Exercise: Scan the entries below and extract each line with the word "penetreren" in it.

Supplied data:
══════════

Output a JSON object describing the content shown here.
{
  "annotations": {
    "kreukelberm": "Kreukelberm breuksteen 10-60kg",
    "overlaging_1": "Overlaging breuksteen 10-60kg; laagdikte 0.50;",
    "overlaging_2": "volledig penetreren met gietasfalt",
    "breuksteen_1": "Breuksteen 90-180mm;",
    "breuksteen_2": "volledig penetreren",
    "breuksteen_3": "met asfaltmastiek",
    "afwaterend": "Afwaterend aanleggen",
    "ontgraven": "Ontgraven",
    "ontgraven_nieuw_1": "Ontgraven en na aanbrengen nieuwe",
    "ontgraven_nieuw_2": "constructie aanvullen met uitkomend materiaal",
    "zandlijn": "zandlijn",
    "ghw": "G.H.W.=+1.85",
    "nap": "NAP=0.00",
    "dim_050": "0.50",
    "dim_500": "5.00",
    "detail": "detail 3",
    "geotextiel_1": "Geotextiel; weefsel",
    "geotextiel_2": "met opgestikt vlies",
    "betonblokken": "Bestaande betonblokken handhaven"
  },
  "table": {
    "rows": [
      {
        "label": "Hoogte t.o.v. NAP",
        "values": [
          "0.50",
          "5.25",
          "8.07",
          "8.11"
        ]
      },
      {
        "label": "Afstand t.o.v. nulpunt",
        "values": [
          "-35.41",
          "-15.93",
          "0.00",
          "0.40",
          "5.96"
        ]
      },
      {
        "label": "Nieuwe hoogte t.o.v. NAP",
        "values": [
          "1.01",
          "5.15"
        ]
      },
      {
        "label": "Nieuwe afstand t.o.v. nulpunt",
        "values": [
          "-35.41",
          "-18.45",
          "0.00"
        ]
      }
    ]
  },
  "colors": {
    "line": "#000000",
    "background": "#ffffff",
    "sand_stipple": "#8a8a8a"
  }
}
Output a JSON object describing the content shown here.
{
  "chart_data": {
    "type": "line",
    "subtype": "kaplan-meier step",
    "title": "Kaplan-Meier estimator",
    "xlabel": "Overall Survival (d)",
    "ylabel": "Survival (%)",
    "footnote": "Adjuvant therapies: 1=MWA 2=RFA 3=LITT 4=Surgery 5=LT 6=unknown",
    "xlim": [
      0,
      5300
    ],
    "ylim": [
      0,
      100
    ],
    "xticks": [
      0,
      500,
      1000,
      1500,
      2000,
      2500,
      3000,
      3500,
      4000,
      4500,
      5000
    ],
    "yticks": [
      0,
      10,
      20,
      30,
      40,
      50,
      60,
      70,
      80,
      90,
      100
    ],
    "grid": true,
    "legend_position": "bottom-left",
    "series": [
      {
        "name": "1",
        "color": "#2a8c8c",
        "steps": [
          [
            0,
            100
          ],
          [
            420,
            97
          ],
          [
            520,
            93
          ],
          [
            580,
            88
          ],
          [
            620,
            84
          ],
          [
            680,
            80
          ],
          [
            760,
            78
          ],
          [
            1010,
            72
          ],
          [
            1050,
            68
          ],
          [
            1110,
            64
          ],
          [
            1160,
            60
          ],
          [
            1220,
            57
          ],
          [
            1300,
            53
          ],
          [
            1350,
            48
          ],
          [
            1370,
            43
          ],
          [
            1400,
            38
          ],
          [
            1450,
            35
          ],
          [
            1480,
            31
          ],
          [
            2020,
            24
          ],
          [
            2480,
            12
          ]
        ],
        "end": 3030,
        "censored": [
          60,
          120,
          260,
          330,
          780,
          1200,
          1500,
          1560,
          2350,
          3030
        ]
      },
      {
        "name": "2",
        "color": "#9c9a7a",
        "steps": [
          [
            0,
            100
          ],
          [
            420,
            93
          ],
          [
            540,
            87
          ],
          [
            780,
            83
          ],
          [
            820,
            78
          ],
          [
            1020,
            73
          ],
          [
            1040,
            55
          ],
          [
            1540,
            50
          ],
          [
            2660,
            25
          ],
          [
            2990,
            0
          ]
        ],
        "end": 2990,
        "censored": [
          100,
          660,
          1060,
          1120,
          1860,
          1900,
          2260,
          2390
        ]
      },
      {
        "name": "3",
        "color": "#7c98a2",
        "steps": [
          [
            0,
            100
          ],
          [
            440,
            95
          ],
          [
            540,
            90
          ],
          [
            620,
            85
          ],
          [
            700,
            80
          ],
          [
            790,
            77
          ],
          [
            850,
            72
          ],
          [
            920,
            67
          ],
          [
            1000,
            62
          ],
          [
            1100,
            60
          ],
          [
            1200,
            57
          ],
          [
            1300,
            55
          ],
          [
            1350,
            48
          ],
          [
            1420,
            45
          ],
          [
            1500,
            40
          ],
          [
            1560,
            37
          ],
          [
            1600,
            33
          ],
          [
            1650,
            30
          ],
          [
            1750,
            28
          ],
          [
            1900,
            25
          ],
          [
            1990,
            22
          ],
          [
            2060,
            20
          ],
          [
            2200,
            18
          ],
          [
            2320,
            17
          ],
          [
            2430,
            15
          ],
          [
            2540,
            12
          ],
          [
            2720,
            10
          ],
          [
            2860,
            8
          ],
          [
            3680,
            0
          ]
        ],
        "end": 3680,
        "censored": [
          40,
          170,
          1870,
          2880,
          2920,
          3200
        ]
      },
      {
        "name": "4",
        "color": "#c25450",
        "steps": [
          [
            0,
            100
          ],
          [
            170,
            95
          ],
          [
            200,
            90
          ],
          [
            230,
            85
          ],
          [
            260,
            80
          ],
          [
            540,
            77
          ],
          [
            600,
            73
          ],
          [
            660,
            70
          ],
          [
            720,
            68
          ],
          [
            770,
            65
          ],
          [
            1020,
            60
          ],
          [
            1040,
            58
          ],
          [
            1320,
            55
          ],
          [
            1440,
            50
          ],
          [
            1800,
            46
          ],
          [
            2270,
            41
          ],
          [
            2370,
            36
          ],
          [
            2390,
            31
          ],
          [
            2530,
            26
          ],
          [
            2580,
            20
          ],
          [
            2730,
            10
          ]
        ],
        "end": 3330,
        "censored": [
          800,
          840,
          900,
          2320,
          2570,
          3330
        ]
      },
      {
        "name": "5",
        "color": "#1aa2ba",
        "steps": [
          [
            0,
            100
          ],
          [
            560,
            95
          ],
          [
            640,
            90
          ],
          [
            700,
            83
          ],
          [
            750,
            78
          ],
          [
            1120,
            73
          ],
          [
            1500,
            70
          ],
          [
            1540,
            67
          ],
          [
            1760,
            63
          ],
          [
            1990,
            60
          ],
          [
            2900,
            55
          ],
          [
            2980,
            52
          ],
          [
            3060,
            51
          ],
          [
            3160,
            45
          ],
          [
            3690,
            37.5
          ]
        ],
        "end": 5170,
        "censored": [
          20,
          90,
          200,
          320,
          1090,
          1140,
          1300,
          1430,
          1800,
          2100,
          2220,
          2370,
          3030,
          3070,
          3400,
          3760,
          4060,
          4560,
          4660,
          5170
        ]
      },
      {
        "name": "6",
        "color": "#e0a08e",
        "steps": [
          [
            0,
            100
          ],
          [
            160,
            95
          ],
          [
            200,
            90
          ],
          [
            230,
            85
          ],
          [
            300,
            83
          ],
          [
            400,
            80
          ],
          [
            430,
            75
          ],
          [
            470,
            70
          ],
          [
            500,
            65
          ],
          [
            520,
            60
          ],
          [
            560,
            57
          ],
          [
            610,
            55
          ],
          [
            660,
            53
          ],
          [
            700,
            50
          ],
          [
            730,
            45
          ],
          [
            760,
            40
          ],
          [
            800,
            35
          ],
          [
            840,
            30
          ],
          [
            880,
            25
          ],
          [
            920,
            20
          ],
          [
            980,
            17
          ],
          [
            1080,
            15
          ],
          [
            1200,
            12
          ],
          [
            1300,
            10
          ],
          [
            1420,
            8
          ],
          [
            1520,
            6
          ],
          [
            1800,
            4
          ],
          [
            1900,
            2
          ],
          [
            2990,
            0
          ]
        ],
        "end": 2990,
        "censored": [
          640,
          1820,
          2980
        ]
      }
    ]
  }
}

══════════

Answer to the problem:
    "overlaging_2": "volledig penetreren met gietasfalt",
    "breuksteen_2": "volledig penetreren",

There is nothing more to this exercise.